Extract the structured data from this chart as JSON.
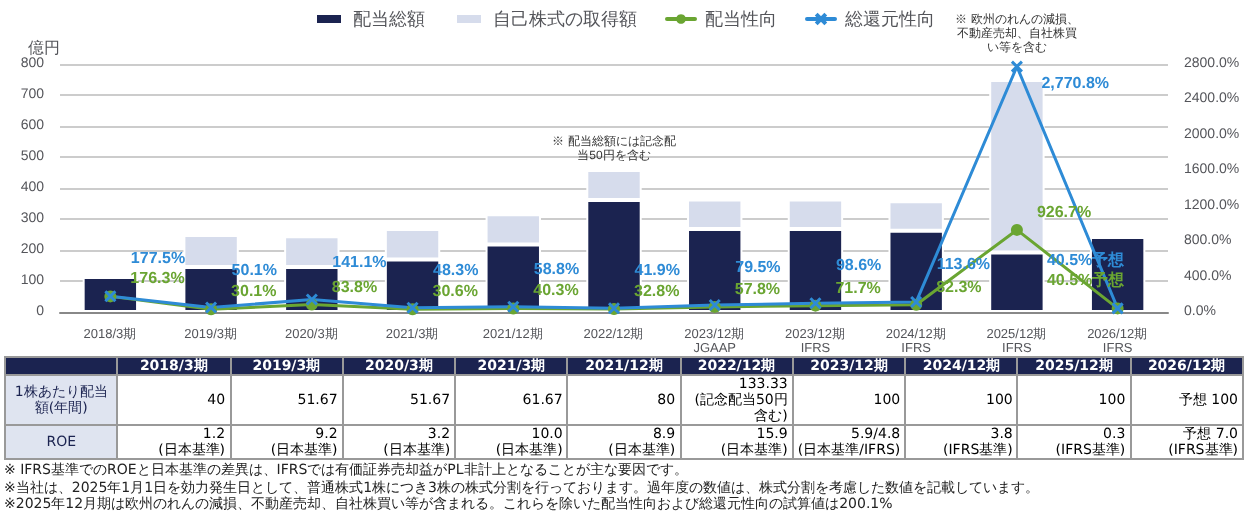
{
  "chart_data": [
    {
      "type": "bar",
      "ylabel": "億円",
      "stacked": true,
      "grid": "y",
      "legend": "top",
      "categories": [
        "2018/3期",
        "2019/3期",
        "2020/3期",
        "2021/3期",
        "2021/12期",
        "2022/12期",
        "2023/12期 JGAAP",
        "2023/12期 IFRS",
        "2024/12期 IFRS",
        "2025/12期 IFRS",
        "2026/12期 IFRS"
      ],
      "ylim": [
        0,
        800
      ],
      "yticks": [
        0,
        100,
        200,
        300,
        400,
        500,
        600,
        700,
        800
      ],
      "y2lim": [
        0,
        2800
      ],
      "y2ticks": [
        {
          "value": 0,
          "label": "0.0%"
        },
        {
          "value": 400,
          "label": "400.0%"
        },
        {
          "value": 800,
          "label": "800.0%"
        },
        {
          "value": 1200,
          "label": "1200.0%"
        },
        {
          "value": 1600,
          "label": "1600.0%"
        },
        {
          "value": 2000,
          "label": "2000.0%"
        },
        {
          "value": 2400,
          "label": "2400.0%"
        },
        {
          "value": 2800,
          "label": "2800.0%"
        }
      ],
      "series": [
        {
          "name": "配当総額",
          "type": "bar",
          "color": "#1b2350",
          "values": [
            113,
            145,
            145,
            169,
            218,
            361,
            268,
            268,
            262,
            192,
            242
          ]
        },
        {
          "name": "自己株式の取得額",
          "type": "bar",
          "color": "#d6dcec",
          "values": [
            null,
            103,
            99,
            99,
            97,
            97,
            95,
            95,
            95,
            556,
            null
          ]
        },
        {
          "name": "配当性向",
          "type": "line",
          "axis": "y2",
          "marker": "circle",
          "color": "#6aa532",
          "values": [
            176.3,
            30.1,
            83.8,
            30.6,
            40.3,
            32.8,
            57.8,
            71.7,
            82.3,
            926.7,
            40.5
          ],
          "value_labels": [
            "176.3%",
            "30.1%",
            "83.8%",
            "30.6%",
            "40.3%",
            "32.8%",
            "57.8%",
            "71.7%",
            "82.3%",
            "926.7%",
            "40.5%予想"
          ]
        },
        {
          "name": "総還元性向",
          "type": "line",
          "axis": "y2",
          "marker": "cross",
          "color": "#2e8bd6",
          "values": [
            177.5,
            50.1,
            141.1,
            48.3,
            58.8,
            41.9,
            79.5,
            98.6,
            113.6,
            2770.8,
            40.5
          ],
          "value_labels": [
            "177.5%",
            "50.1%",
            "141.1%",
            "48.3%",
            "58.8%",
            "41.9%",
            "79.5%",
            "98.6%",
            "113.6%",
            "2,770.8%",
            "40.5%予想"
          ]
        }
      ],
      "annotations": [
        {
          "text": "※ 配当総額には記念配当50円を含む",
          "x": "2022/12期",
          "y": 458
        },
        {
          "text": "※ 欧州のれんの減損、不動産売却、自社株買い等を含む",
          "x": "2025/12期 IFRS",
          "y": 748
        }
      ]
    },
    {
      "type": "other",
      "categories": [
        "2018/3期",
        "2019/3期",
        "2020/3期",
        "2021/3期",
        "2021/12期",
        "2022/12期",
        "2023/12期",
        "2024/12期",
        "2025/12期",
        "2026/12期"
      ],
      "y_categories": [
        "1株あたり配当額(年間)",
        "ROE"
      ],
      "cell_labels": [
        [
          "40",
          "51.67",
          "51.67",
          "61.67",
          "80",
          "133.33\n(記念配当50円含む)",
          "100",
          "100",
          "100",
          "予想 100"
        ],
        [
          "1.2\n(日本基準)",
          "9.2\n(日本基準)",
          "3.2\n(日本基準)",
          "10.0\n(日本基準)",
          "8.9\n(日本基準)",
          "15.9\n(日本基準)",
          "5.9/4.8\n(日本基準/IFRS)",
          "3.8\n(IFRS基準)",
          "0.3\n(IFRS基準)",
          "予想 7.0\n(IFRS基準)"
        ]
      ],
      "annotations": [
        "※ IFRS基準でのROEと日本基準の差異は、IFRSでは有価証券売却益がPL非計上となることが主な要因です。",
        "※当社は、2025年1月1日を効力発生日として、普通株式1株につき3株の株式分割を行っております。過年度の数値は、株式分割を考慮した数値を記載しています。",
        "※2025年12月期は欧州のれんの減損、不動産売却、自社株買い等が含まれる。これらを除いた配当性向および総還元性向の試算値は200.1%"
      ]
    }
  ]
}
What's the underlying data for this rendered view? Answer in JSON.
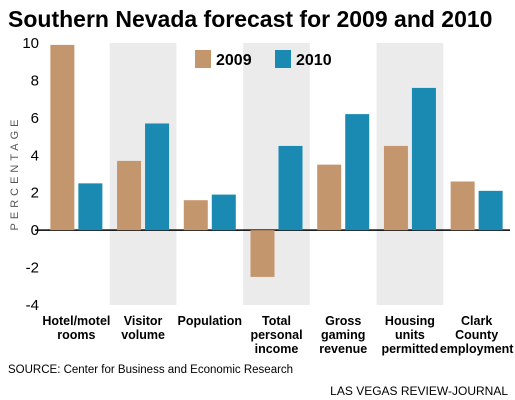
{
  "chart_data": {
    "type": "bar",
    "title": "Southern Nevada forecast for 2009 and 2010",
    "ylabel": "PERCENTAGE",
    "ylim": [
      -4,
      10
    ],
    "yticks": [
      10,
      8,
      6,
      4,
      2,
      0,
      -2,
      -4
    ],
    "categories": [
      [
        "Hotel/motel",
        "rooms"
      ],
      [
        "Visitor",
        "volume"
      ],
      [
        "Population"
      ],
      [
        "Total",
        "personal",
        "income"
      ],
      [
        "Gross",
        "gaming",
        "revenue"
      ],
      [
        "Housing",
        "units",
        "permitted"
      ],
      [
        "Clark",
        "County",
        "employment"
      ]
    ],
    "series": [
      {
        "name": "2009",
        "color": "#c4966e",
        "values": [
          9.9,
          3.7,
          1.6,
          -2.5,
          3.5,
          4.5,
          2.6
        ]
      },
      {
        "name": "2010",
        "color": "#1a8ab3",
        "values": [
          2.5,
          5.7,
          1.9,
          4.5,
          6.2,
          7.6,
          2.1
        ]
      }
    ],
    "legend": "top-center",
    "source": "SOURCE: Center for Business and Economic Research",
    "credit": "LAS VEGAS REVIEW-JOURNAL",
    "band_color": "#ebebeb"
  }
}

┄┄┄┄┄┄

> _Task to carry out_:
Give again exactly the lines from the one holding "What's the underlying" to the final line of the records, both ends included; any pictures stay out.

> _Complete response_:
What's the underlying data for this rendered view? Answer in JSON.
{
  "chart_data": {
    "type": "bar",
    "title": "Southern Nevada forecast for 2009 and 2010",
    "ylabel": "PERCENTAGE",
    "ylim": [
      -4,
      10
    ],
    "yticks": [
      10,
      8,
      6,
      4,
      2,
      0,
      -2,
      -4
    ],
    "categories": [
      [
        "Hotel/motel",
        "rooms"
      ],
      [
        "Visitor",
        "volume"
      ],
      [
        "Population"
      ],
      [
        "Total",
        "personal",
        "income"
      ],
      [
        "Gross",
        "gaming",
        "revenue"
      ],
      [
        "Housing",
        "units",
        "permitted"
      ],
      [
        "Clark",
        "County",
        "employment"
      ]
    ],
    "series": [
      {
        "name": "2009",
        "color": "#c4966e",
        "values": [
          9.9,
          3.7,
          1.6,
          -2.5,
          3.5,
          4.5,
          2.6
        ]
      },
      {
        "name": "2010",
        "color": "#1a8ab3",
        "values": [
          2.5,
          5.7,
          1.9,
          4.5,
          6.2,
          7.6,
          2.1
        ]
      }
    ],
    "legend": "top-center",
    "source": "SOURCE: Center for Business and Economic Research",
    "credit": "LAS VEGAS REVIEW-JOURNAL",
    "band_color": "#ebebeb"
  }
}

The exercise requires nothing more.